Crisi al Comune di Modica, con una svolta politica maturata dopo l’ufficializzazione in Aula del passaggio all’opposizione delle consigliere Neva Guccione e Cristina Cecere.
Una decisione che ha spinto il Partito democratico cittadino, per voce del segretario Francesco Stornello e del consigliere comunale Giovanni Spadaro, ad affermare che la sindaca Maria Monisteri “non dispone più di una maggioranza per governare”.
Secondo i dem, le motivazioni addotte dalle due elette coincidono con quanto denunciato da mesi dalle minoranze: paralisi amministrativa, assenza di verifiche programmatiche e continui rimpasti, con una Giunta azzerata già due volte in appena diciotto mesi.

### Attività da svolgere
1. Secondo il testo sulla crisi al Comune di Modica, quante volte è stata azzerata la Giunta e in quanto tempo?
2. Estendi il testo sulla crisi al Comune di Modica, riprendendo subito dopo la sua ultima frase.
I dati non hanno alcun legame con il testo sulla crisi al Comune di Modica.

### Dati da esaminare
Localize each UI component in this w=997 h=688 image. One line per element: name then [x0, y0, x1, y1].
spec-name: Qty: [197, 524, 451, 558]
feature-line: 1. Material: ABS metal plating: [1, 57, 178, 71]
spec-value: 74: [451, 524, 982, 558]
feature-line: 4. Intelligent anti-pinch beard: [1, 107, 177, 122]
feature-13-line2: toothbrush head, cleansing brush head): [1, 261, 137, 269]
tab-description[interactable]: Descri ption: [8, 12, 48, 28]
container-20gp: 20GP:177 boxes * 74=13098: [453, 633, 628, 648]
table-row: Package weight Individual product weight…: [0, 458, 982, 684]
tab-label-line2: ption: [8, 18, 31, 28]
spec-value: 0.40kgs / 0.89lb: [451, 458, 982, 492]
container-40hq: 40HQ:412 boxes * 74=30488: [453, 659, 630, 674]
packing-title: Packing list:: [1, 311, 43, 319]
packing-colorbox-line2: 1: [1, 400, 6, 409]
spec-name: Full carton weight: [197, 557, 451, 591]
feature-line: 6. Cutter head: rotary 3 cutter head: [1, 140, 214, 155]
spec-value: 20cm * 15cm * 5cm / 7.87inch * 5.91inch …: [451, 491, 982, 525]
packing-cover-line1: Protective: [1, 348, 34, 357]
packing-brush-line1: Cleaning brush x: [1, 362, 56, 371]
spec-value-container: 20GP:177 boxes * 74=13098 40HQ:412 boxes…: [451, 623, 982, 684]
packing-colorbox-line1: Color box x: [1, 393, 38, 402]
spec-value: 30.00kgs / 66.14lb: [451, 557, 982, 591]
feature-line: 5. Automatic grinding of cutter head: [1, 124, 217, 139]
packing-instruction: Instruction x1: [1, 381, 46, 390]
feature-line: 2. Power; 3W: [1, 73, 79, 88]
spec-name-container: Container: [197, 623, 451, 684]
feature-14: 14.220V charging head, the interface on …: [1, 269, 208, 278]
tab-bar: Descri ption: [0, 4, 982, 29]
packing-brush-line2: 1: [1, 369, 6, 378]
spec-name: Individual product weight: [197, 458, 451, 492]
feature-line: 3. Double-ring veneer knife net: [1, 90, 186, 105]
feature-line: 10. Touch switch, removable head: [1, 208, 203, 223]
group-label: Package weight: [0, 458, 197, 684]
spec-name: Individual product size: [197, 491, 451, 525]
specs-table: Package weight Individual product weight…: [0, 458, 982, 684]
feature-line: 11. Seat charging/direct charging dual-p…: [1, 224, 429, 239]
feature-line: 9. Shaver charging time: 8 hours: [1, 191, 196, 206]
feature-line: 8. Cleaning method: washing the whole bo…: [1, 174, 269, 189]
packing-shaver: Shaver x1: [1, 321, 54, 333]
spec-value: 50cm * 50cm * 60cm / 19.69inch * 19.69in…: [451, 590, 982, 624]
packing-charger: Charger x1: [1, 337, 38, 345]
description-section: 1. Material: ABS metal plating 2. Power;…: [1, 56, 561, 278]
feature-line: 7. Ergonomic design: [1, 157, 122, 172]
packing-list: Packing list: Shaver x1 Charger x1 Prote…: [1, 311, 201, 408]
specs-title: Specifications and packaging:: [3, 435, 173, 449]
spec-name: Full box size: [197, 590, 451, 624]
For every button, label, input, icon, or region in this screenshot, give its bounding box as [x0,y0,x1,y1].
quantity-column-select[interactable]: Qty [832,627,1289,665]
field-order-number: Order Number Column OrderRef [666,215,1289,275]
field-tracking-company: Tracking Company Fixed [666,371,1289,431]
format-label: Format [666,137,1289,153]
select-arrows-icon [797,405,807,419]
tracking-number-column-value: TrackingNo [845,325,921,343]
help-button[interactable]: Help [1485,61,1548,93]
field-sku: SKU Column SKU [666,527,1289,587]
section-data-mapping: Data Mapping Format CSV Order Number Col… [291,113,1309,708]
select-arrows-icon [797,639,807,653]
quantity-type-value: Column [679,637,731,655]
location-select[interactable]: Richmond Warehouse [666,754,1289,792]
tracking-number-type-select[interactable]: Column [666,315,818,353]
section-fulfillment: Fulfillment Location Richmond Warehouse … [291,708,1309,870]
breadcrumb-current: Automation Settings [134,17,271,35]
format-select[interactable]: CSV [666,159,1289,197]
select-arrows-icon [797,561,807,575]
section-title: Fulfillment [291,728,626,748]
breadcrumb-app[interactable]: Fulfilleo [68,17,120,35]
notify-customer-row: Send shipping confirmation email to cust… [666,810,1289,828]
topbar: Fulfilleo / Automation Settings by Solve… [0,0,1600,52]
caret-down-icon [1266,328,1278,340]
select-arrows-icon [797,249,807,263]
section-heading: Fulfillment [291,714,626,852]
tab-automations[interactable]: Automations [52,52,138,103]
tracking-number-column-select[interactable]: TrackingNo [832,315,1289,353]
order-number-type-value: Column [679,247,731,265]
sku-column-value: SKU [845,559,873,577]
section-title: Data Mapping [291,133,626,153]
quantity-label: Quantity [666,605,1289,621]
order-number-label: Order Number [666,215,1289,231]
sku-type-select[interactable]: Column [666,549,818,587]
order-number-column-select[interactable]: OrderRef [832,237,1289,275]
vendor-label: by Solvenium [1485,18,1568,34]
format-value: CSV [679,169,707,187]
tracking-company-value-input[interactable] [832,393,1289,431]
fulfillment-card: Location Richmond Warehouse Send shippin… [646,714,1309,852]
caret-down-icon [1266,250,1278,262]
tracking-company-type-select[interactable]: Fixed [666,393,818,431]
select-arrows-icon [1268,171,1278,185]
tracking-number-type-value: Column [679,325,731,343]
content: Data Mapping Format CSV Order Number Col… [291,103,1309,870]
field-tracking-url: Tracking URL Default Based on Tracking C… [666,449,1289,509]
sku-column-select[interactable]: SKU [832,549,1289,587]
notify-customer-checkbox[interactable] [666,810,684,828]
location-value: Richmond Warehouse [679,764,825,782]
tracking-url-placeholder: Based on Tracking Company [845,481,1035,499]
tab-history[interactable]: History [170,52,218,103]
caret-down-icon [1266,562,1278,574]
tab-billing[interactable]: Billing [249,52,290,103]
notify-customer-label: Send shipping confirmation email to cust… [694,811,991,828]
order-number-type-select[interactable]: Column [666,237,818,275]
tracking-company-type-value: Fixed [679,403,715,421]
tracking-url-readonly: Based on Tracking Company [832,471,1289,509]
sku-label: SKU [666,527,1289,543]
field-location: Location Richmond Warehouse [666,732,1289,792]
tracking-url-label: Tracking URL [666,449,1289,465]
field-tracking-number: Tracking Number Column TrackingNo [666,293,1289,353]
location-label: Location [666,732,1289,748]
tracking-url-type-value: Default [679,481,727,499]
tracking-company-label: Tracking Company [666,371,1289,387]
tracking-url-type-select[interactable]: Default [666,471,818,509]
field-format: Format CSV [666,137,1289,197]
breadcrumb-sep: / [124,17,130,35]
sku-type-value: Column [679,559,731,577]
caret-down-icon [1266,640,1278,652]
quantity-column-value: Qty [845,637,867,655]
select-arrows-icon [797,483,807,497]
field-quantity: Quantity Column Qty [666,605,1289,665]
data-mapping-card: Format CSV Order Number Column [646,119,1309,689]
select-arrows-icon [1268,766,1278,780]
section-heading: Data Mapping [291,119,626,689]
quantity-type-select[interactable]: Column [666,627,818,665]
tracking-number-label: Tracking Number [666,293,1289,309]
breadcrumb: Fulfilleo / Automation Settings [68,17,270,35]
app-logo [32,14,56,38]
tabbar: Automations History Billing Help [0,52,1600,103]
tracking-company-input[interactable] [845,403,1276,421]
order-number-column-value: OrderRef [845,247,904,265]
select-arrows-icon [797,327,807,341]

### Risposte
1. Due volte in appena diciotto mesi.

2.
Dinanzi a questo scenario, il Pd sollecita le forze politiche critiche verso l’esecutivo — in particolare Democrazia Cristiana, Radici Iblee e Siamo Modica — a trasformare le dichiarazioni in atti formali.
Stornello ha ricordato che la sola Democrazia Cristiana conta undici consiglieri comunali, numero sufficiente a raggiungere le dieci sottoscrizioni previste dalla legge per il deposito della mozione di sfiducia.